Tampoco soy tan gilipollas.

La flauta atravesada

 

Eran tres y caminaban por la calle en paralelo. Vestían de uniforme de colegio, ligeramente desaliñados, arrastrando los zapatos. Hice un cálculo rápido y les situé en torno a los quince años, venciendo mi proverbial incapacidad para determinar con cierta coherencia la edad de nadie, lo que me ha provocado no pocos problemas en mi vida en sociedad. Supuse que el trío transitaba por esa etapa en la que disfrutas de los vagos problemas de tu cotidianeidad mientras empiezas a vislumbrar que la vida trae más disgustos que alegrías.

Departían sobre un futuro que se antojaba cercano. Unas semanas. Quizás unos meses. Hablaban de los estudios. Del porvenir, en definitiva. De sus tonos se desprendía una cierta reflexión profunda, seria y monótona, como si estuviesen abordando una conversación difícil, enquistada en el tiempo, pero que tarde o temprano se debía producir.

Uno de ellos se defendía de los reproches del otro, que le echaba en cara su desdén por el conocimiento, su mínimo afán por sacar sus estudios adelante y convertirse en un buen yerno.
-------
**CONSIGNA 1:**
En el relato de los tres colegiales, ¿qué edad calcula quien narra que tienen los muchachos?
**CONSIGNA 2:**
Por favor, prosigue el relato de los tres colegiales a partir de su última oración.
Los registros no tienen relación alguna con el relato.

**Entradas de datos extraídos:**
-------
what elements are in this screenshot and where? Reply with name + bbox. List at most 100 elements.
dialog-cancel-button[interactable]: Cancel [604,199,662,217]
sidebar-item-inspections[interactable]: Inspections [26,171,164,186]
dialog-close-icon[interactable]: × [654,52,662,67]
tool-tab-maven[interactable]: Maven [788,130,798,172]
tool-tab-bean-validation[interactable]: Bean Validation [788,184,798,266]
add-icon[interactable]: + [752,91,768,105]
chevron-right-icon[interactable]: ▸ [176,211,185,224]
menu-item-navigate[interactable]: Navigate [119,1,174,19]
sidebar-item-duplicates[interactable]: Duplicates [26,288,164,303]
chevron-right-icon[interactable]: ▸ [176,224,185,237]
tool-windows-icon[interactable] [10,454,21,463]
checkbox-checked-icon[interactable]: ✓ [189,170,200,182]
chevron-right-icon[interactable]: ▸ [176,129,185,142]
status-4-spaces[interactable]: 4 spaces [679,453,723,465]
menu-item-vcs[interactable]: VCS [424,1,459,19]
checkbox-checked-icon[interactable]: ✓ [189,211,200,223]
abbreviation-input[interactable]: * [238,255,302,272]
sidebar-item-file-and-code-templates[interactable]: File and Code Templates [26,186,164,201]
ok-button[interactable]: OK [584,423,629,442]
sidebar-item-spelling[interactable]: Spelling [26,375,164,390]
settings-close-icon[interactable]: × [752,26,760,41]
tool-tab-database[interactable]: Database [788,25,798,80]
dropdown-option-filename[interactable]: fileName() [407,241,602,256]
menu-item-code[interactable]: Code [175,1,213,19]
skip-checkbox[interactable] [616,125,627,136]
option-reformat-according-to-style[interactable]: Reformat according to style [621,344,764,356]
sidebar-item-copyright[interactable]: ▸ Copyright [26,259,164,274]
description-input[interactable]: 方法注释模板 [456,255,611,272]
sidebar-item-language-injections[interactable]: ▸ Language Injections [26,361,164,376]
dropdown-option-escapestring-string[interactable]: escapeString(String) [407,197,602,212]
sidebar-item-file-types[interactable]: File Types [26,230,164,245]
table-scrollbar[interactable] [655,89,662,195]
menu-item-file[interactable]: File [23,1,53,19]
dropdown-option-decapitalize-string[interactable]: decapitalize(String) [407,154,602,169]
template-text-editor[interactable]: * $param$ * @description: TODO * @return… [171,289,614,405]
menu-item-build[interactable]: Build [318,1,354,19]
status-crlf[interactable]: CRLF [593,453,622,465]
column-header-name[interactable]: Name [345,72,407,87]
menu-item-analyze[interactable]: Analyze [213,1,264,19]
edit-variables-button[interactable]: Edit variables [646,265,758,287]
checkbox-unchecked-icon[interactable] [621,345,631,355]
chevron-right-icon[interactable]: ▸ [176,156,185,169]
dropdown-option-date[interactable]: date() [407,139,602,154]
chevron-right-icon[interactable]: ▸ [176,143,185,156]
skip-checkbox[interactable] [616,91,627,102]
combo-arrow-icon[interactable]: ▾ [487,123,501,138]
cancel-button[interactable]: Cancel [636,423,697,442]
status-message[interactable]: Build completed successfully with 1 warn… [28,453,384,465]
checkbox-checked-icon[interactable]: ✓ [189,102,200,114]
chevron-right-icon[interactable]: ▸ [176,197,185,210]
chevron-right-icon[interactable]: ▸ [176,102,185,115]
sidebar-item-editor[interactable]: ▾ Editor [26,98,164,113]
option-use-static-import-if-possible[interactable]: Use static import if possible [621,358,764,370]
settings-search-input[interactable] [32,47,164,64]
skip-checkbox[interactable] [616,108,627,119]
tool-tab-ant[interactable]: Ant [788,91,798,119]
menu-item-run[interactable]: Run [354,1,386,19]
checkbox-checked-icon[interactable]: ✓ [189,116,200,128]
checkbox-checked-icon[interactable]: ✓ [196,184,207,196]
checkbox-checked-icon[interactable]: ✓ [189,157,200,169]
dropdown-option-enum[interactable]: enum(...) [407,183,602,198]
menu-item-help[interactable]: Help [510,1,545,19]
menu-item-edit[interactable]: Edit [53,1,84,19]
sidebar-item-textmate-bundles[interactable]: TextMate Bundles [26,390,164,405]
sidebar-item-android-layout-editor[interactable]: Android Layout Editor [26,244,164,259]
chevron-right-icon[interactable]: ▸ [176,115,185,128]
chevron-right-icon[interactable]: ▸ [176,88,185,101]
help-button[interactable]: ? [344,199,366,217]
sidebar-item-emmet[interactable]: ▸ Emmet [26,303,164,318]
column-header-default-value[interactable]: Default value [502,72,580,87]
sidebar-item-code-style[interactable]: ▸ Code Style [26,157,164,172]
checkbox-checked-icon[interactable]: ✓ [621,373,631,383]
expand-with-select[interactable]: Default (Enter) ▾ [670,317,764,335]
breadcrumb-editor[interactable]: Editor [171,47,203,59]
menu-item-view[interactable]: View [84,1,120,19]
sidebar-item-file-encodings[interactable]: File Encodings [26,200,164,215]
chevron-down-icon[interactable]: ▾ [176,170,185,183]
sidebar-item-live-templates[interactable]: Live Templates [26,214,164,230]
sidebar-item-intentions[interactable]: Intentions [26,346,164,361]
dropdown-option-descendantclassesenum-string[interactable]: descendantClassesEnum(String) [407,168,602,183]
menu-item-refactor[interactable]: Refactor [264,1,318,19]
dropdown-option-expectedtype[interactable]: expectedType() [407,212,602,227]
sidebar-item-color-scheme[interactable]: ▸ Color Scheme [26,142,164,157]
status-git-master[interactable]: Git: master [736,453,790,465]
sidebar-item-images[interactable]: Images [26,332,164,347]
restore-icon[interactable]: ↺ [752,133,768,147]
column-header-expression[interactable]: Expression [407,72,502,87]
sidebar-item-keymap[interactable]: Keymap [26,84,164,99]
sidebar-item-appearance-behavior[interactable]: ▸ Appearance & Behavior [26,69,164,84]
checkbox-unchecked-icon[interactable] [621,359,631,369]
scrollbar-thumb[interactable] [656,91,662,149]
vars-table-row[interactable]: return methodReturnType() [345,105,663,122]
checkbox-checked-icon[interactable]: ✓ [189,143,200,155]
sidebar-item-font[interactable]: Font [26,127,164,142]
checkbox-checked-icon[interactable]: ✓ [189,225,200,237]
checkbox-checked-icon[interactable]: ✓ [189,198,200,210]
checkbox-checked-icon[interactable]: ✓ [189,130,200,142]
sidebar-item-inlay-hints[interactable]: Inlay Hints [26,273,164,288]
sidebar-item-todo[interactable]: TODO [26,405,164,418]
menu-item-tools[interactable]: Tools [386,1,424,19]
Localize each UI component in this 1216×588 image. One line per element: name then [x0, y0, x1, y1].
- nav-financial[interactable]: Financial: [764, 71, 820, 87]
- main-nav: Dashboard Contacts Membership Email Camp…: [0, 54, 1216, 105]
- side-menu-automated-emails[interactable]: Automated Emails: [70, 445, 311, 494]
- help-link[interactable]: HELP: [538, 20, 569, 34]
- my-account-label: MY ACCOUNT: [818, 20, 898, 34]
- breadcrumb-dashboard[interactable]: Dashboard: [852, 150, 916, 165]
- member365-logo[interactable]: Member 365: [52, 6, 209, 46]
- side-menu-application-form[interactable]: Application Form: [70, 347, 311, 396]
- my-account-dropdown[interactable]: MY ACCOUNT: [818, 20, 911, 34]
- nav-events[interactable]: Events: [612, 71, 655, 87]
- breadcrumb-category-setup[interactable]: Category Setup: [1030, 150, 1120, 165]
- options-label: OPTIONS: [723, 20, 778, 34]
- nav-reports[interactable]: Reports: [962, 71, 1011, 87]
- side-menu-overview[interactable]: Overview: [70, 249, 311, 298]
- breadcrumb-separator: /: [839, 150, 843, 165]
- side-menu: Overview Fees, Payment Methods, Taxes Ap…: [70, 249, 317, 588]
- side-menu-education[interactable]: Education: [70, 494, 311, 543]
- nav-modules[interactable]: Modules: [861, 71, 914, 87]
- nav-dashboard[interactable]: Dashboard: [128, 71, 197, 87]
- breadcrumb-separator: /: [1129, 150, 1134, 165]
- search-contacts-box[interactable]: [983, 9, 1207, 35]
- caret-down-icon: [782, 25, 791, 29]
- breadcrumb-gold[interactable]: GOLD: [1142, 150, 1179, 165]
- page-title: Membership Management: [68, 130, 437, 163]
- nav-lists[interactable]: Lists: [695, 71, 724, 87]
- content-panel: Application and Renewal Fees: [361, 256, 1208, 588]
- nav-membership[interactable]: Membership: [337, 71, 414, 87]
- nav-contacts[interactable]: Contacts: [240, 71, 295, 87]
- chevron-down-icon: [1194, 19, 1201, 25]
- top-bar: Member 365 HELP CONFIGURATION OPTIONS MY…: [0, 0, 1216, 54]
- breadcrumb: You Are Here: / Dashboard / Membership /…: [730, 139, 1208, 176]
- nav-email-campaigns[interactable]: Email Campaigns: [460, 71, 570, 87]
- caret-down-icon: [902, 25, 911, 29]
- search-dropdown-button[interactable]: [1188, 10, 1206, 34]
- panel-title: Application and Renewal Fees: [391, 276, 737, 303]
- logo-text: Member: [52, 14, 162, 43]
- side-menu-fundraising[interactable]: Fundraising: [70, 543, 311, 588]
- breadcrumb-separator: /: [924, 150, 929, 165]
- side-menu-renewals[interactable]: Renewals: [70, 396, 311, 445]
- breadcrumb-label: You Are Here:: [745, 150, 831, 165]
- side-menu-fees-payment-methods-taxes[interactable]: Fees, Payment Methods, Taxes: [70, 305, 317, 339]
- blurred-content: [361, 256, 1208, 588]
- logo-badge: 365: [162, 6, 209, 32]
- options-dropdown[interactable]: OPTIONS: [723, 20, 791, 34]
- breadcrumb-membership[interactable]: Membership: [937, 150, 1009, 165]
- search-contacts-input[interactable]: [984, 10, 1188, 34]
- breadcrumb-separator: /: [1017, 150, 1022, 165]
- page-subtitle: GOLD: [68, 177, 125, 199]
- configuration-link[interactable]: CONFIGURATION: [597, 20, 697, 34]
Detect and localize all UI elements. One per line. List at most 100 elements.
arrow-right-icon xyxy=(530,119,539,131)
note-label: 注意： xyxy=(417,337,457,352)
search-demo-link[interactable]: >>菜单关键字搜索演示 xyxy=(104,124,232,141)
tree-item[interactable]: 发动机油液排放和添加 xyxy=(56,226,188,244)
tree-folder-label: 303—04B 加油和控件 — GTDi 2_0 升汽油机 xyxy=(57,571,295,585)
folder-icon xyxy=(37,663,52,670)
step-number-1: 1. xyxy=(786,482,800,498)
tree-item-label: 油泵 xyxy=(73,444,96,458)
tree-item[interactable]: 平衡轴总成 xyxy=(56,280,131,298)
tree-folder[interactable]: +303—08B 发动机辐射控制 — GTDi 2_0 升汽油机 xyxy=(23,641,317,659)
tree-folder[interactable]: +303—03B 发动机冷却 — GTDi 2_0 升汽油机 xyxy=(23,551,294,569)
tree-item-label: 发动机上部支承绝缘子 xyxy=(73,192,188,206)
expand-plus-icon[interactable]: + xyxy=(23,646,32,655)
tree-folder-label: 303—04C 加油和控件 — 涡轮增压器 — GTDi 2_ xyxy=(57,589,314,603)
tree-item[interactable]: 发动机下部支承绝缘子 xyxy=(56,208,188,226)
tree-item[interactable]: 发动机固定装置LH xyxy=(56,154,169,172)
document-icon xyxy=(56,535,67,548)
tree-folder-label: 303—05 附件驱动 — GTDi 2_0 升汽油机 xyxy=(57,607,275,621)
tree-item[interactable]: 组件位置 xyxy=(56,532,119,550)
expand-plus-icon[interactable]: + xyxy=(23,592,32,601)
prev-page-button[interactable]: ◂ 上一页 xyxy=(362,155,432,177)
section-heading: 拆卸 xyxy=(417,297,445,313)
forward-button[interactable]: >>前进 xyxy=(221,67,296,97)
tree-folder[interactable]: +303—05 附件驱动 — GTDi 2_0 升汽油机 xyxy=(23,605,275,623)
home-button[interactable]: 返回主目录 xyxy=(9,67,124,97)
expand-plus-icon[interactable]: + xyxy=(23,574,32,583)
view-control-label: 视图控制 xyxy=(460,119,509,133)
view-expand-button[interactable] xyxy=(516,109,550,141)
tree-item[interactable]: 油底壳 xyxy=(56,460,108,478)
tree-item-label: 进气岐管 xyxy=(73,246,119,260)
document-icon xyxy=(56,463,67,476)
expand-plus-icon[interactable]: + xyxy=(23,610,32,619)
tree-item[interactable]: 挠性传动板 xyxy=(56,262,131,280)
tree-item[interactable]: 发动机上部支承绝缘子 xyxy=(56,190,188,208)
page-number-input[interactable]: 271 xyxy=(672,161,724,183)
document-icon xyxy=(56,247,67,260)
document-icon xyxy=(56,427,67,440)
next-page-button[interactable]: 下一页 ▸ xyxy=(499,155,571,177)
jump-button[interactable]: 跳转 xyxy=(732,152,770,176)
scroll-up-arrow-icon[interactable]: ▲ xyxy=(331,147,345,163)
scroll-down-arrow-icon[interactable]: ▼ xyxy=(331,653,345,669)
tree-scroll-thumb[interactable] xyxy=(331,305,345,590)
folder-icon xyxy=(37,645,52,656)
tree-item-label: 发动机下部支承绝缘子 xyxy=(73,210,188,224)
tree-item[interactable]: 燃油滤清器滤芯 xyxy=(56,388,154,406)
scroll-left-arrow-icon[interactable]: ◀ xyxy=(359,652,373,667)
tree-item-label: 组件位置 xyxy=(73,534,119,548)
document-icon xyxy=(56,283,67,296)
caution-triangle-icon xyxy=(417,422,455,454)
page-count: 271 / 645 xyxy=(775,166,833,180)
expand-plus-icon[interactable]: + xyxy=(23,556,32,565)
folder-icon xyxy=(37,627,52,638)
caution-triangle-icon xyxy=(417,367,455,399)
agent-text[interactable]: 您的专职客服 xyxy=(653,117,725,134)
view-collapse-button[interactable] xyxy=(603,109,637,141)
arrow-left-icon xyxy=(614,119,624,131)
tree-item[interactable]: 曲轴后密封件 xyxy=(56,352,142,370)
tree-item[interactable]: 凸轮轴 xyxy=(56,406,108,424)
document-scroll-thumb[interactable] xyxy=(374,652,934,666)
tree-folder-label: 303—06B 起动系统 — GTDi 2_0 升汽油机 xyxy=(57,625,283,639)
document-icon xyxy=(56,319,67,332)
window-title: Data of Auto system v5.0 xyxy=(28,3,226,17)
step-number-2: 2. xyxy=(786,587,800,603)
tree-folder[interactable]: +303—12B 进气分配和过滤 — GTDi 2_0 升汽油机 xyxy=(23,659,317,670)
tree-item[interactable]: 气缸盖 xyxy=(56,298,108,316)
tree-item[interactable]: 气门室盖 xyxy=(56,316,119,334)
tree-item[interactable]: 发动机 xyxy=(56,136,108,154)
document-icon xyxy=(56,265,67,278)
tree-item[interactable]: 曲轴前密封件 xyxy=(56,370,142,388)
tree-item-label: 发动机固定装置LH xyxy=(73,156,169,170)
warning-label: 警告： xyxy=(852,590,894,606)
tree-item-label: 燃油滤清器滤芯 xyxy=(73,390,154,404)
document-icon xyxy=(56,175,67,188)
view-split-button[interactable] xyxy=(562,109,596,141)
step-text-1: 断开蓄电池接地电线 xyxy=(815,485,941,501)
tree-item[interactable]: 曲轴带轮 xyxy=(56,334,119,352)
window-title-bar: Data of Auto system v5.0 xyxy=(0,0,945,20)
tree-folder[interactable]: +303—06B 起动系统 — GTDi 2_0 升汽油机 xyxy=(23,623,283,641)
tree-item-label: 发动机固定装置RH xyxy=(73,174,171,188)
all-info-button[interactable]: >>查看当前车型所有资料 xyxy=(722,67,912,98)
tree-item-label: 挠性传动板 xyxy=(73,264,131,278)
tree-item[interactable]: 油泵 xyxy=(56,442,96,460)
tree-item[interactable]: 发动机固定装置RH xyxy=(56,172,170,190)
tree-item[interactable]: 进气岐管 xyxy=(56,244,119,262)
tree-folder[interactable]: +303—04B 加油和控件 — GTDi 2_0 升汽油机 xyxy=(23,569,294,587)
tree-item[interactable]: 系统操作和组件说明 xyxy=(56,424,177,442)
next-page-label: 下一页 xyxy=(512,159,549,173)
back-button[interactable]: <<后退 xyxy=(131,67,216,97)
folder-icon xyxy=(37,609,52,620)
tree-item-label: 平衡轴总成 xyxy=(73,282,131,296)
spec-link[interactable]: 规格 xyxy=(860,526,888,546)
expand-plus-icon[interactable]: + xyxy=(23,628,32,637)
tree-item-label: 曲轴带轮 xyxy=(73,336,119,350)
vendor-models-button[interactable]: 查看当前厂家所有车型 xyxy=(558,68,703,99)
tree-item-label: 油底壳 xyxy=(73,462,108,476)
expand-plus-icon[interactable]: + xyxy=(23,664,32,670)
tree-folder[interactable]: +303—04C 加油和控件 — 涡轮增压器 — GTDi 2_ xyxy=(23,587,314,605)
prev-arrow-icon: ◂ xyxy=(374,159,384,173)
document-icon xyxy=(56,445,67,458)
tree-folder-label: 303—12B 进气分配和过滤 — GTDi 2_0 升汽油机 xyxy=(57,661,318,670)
-------
**ESPACIO DE RESPUESTA 1:**
En torno a los quince años.

**ESPACIO DE RESPUESTA 2:**
—Así no vas a ser nadie en la vida.

Creo que ninguno de ellos pronunció estas palabras, pero de algún modo supuse que la conversación avanzaba en esa dirección. Yo observaba desde la distancia la escena y eso me permitía jugar con mis cavilaciones.

Y es que nunca es sencillo, a esas edades, enfrentar la problemática del suspenso, moverte sobre las arenas del fracaso escolar. Es la única tarea de la que tienes que hacerte responsable, pues las demás conviven bajo el paraguas de la excusa sociológica, porque «son cosas de la edad». Sacar adelante los cursos es la única responsabilidad seria atribuible a la pubertad y no cumplir con ella supone un quebradero de cabeza.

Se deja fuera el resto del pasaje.